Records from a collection
* * * * * * *
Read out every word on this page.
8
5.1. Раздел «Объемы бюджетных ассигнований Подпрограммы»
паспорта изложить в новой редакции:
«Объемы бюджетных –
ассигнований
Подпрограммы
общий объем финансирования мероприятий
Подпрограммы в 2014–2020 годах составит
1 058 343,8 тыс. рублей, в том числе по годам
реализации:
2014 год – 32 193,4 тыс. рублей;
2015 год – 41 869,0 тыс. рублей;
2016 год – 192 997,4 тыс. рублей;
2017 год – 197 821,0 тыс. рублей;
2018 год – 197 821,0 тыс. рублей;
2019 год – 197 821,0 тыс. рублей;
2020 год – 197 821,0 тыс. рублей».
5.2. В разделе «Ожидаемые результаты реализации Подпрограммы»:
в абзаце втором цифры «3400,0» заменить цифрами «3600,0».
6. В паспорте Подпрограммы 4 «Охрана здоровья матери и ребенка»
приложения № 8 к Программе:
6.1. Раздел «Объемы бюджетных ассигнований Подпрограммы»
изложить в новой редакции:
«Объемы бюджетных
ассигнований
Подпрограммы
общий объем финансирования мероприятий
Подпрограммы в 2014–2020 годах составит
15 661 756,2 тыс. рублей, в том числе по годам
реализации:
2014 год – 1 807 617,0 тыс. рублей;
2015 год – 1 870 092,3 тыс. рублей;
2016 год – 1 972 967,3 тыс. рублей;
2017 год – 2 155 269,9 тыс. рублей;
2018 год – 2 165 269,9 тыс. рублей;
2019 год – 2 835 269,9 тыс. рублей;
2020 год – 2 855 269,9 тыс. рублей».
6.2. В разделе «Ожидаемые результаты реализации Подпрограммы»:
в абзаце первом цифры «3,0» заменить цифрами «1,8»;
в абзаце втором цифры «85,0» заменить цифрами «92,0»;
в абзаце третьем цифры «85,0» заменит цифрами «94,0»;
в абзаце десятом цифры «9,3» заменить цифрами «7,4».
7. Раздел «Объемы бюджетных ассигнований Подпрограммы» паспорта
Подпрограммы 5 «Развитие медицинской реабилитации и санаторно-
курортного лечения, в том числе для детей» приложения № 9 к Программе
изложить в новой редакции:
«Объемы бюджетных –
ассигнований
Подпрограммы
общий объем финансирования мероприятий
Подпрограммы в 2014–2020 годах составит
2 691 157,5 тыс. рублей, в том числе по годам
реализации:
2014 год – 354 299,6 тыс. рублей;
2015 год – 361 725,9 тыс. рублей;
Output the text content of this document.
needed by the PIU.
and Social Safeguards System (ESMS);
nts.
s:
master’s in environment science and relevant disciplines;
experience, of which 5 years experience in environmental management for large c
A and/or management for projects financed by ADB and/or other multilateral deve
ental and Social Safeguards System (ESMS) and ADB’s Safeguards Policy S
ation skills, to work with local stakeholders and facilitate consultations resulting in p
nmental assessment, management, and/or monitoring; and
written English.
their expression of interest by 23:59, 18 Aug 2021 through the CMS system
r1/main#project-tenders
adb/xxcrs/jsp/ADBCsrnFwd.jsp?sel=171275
* * * * * * *
**Job:**
Collect each line containing the string "ESMS".

**Written response:**
and Social Safeguards System (ESMS);
ental and Social Safeguards System (ESMS) and ADB’s Safeguards Policy S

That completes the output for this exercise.